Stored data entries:
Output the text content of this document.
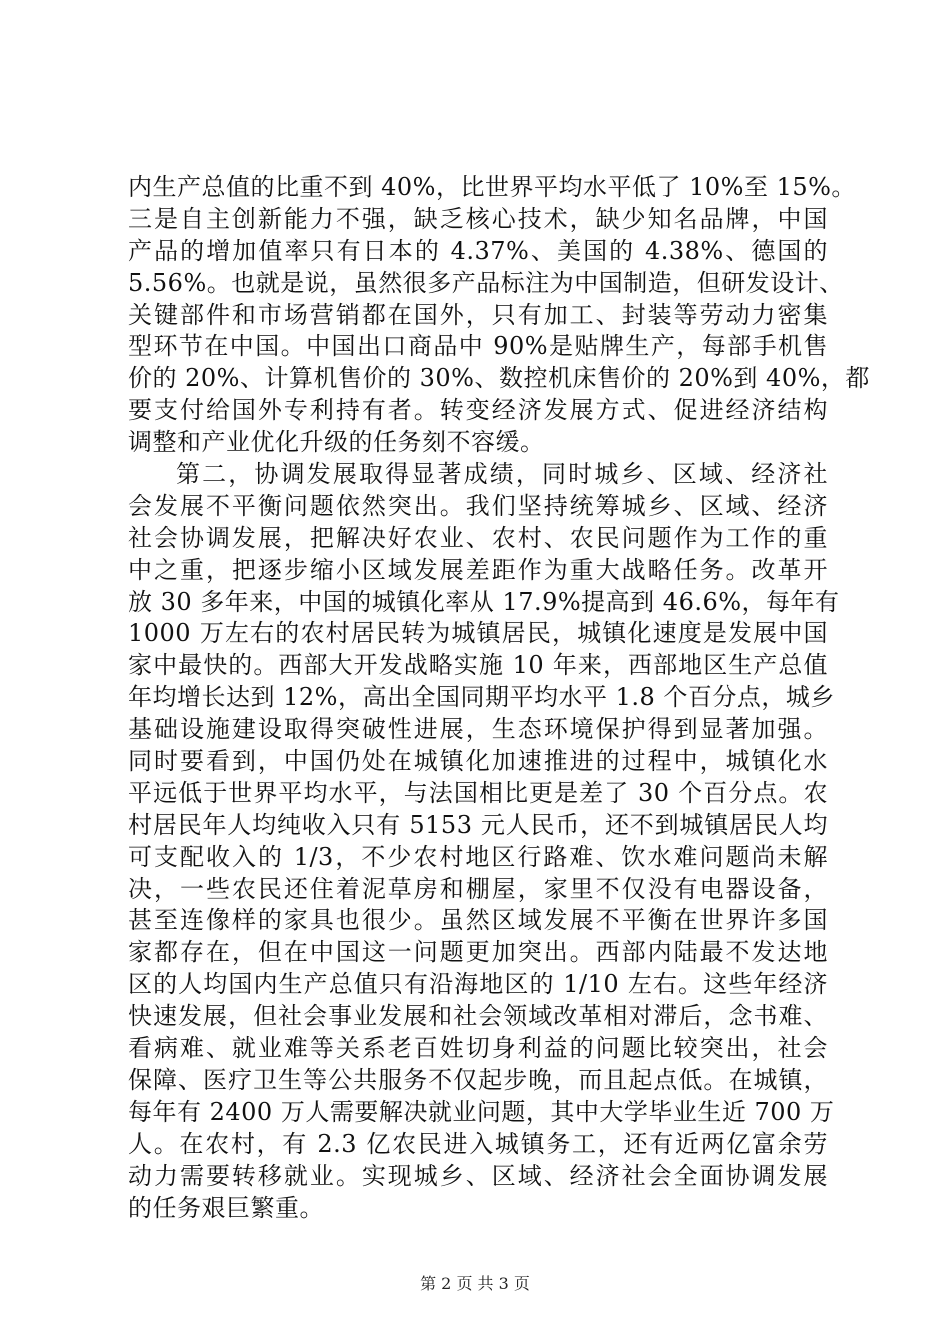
内生产总值的比重不到 40%，比世界平均水平低了 10%至 15%。
三是自主创新能力不强，缺乏核心技术，缺少知名品牌，中国
产品的增加值率只有日本的 4.37%、美国的 4.38%、德国的
5.56%。也就是说，虽然很多产品标注为中国制造，但研发设计、
关键部件和市场营销都在国外，只有加工、封装等劳动力密集
型环节在中国。中国出口商品中 90%是贴牌生产，每部手机售
价的 20%、计算机售价的 30%、数控机床售价的 20%到 40%，都
要支付给国外专利持有者。转变经济发展方式、促进经济结构
调整和产业优化升级的任务刻不容缓。
第二，协调发展取得显著成绩，同时城乡、区域、经济社
会发展不平衡问题依然突出。我们坚持统筹城乡、区域、经济
社会协调发展，把解决好农业、农村、农民问题作为工作的重
中之重，把逐步缩小区域发展差距作为重大战略任务。改革开
放 30 多年来，中国的城镇化率从 17.9%提高到 46.6%，每年有
1000 万左右的农村居民转为城镇居民，城镇化速度是发展中国
家中最快的。西部大开发战略实施 10 年来，西部地区生产总值
年均增长达到 12%，高出全国同期平均水平 1.8 个百分点，城乡
基础设施建设取得突破性进展，生态环境保护得到显著加强。
同时要看到，中国仍处在城镇化加速推进的过程中，城镇化水
平远低于世界平均水平，与法国相比更是差了 30 个百分点。农
村居民年人均纯收入只有 5153 元人民币，还不到城镇居民人均
可支配收入的 1/3，不少农村地区行路难、饮水难问题尚未解
决，一些农民还住着泥草房和棚屋，家里不仅没有电器设备，
甚至连像样的家具也很少。虽然区域发展不平衡在世界许多国
家都存在，但在中国这一问题更加突出。西部内陆最不发达地
区的人均国内生产总值只有沿海地区的 1/10 左右。这些年经济
快速发展，但社会事业发展和社会领域改革相对滞后，念书难、
看病难、就业难等关系老百姓切身利益的问题比较突出，社会
保障、医疗卫生等公共服务不仅起步晚，而且起点低。在城镇，
每年有 2400 万人需要解决就业问题，其中大学毕业生近 700 万
人。在农村，有 2.3 亿农民进入城镇务工，还有近两亿富余劳
动力需要转移就业。实现城乡、区域、经济社会全面协调发展
的任务艰巨繁重。
第 2 页 共 3 页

- _THE PROBLEM_:
Find every line in the records above that contains the word "个百分点", and copy each one.

- _RESULT OF THE EXERCISE_:
年均增长达到 12%，高出全国同期平均水平 1.8 个百分点，城乡
平远低于世界平均水平，与法国相比更是差了 30 个百分点。农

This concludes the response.